- _TASK INSTRUCTIONS_: Identify every line in the records below that contains the word "your", and reproduce each one.

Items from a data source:

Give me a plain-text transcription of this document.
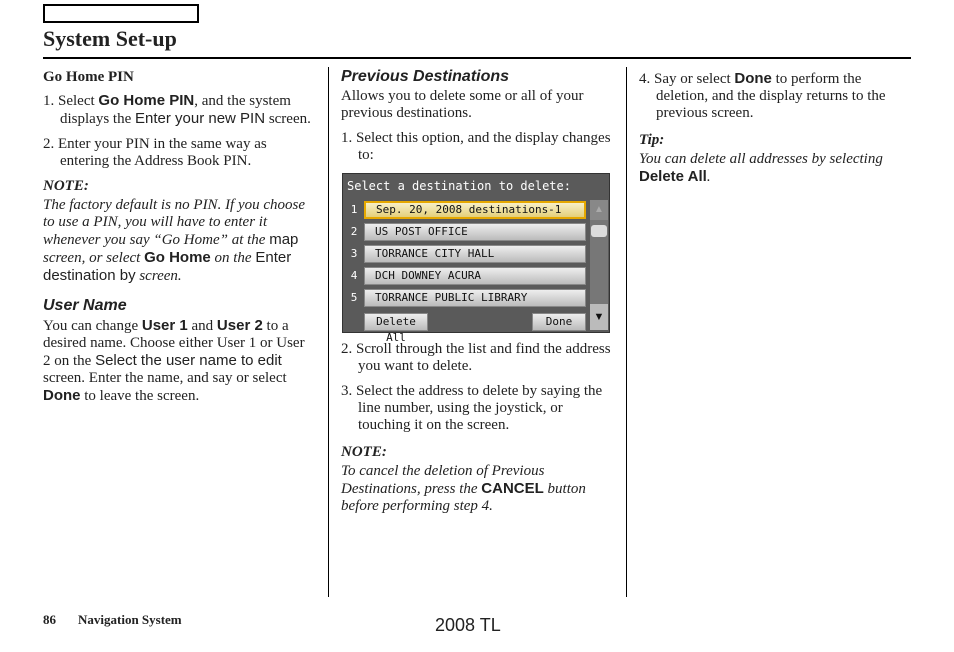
System Set-up
Go Home PIN

1. Select Go Home PIN, and the system displays the Enter your new PIN screen.

2. Enter your PIN in the same way as entering the Address Book PIN.

NOTE:

The factory default is no PIN. If you choose to use a PIN, you will have to enter it whenever you say “Go Home” at the map screen, or select Go Home on the Enter destination by screen.

User Name

You can change User 1 and User 2 to a desired name. Choose either User 1 or User 2 on the Select the user name to edit screen. Enter the name, and say or select Done to leave the screen.

Previous Destinations

Allows you to delete some or all of your previous destinations.

1. Select this option, and the display changes to:

Select a destination to delete:
1	Sep. 20, 2008 destinations-1
2	US POST OFFICE
3	TORRANCE CITY HALL
4	DCH DOWNEY ACURA
5	TORRANCE PUBLIC LIBRARY
▲
▼
Delete All
Done

2. Scroll through the list and find the address you want to delete.

3. Select the address to delete by saying the line number, using the joystick, or touching it on the screen.

NOTE:

To cancel the deletion of Previous Destinations, press the CANCEL button before performing step 4.

4. Say or select Done to perform the deletion, and the display returns to the previous screen.

Tip:

You can delete all addresses by selecting Delete All.

86 Navigation System	2008 TL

- _TASK RESULT_:
1. Select Go Home PIN, and the system displays the Enter your new PIN screen.
2. Enter your PIN in the same way as entering the Address Book PIN.
Allows you to delete some or all of your previous destinations.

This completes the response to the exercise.